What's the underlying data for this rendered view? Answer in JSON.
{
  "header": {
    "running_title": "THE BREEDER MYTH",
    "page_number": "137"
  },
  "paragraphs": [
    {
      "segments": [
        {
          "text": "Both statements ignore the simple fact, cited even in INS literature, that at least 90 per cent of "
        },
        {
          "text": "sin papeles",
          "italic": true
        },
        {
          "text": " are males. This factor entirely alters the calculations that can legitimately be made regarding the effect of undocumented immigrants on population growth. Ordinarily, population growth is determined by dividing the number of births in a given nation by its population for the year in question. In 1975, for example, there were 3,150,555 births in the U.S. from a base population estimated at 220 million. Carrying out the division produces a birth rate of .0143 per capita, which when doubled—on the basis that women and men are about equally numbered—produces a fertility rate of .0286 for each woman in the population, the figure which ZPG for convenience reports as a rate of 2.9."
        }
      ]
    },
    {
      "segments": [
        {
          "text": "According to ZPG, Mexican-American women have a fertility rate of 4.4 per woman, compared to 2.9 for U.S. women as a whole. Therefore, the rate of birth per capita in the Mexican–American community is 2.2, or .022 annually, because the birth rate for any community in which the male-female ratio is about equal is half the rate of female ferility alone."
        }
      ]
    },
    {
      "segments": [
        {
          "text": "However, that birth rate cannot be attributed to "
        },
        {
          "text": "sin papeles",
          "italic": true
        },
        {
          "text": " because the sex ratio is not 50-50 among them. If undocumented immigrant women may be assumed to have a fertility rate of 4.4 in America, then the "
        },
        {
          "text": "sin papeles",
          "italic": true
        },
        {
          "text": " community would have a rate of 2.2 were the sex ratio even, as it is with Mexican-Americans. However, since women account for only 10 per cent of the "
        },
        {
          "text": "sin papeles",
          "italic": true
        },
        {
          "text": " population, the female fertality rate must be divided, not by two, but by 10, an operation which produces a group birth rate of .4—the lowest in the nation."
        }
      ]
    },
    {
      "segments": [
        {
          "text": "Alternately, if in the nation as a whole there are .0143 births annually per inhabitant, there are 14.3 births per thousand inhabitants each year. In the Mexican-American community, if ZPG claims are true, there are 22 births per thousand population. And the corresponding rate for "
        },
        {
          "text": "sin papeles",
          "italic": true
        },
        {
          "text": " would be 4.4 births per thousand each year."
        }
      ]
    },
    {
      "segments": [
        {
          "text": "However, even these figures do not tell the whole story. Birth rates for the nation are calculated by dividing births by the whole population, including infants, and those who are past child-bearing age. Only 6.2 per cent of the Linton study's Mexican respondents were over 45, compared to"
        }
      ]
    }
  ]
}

# Aim of the task
Reproduce every line from the entries that holds the word "woman".

# Exercise solution
          "text": " are males. This factor entirely alters the calculations that can legitimately be made regarding the effect of undocumented immigrants on population growth. Ordinarily, population growth is determined by dividing the number of births in a given nation by its population for the year in question. In 1975, for example, there were 3,150,555 births in the U.S. from a base population estimated at 220 million. Carrying out the division produces a birth rate of .0143 per capita, which when doubled—on the basis that women and men are about equally numbered—produces a fertility rate of .0286 for each woman in the population, the figure which ZPG for convenience reports as a rate of 2.9."
          "text": "According to ZPG, Mexican-American women have a fertility rate of 4.4 per woman, compared to 2.9 for U.S. women as a whole. Therefore, the rate of birth per capita in the Mexican–American community is 2.2, or .022 annually, because the birth rate for any community in which the male-female ratio is about equal is half the rate of female ferility alone."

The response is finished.